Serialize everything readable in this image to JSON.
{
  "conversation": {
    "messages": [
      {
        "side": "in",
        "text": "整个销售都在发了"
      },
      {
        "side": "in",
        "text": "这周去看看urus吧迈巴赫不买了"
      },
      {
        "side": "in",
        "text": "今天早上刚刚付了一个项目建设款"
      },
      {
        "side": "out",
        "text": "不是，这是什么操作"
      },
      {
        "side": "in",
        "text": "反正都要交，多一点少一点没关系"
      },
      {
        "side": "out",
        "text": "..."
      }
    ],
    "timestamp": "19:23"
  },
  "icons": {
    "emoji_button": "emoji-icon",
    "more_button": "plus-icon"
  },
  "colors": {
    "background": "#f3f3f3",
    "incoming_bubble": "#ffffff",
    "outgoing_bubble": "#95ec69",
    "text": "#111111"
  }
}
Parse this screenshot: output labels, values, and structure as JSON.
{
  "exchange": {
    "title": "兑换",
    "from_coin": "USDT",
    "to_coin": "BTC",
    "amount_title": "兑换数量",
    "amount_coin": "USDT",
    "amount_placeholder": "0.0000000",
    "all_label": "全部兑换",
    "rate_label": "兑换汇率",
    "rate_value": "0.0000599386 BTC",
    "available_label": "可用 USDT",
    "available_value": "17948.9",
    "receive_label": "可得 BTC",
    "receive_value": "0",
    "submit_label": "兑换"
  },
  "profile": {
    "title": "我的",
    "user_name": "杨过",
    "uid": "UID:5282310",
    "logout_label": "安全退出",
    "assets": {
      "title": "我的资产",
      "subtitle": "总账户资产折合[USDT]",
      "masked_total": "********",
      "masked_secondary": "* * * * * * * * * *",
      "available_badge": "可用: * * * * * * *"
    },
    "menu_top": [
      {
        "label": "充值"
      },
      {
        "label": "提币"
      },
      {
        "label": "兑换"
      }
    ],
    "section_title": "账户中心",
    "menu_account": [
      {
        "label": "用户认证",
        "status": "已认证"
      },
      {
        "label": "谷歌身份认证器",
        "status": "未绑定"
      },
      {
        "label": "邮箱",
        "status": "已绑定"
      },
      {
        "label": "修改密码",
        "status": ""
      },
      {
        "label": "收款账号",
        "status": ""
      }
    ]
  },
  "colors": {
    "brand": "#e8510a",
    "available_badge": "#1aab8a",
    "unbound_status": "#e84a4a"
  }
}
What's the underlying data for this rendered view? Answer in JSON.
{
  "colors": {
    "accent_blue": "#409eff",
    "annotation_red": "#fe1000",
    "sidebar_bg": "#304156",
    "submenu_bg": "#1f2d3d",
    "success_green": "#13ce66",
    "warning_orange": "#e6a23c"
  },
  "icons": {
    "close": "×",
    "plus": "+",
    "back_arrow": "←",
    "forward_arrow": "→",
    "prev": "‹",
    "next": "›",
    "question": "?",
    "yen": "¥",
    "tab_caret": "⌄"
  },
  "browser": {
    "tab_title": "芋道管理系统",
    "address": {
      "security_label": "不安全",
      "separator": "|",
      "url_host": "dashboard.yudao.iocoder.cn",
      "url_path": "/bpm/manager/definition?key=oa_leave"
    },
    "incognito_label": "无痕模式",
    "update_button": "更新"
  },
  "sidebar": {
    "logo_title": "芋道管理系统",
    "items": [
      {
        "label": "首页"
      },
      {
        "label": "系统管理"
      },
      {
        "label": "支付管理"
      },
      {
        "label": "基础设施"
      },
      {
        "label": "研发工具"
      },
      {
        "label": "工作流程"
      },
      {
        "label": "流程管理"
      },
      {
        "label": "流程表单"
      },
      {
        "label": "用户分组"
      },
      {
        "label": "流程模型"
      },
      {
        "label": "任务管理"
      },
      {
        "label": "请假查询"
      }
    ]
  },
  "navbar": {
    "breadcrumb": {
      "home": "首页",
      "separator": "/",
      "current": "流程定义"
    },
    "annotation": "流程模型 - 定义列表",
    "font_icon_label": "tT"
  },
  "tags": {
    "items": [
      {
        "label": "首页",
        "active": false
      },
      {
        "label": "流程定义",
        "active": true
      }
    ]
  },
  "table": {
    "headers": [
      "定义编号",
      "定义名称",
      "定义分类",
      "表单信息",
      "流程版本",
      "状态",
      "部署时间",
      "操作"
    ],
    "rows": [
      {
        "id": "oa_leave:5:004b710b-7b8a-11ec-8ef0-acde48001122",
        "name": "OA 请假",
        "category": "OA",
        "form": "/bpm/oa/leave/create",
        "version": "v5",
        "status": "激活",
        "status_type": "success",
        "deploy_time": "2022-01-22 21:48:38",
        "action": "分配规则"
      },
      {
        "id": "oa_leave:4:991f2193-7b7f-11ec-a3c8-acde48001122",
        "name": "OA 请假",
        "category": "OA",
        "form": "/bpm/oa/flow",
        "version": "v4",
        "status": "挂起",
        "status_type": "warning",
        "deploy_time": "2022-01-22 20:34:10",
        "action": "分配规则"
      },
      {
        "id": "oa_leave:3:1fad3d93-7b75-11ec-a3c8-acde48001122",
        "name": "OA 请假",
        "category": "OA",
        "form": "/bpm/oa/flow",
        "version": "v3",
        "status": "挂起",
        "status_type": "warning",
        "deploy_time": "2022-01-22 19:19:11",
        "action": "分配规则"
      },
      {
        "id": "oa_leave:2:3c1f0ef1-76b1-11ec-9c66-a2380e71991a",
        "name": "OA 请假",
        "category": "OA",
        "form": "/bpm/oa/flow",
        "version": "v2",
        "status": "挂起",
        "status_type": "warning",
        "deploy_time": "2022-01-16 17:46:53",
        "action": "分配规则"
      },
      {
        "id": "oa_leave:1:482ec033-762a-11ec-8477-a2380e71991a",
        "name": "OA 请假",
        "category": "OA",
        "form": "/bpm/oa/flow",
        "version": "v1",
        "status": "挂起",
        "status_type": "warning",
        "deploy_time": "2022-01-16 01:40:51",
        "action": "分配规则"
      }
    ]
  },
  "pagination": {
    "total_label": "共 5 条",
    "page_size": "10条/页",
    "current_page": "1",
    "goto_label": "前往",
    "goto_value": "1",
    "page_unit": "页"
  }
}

Exercise task: Using the listing above, list every line in which the string "version" occurs.

Written response:
        "version": "v5",
        "version": "v4",
        "version": "v3",
        "version": "v2",
        "version": "v1",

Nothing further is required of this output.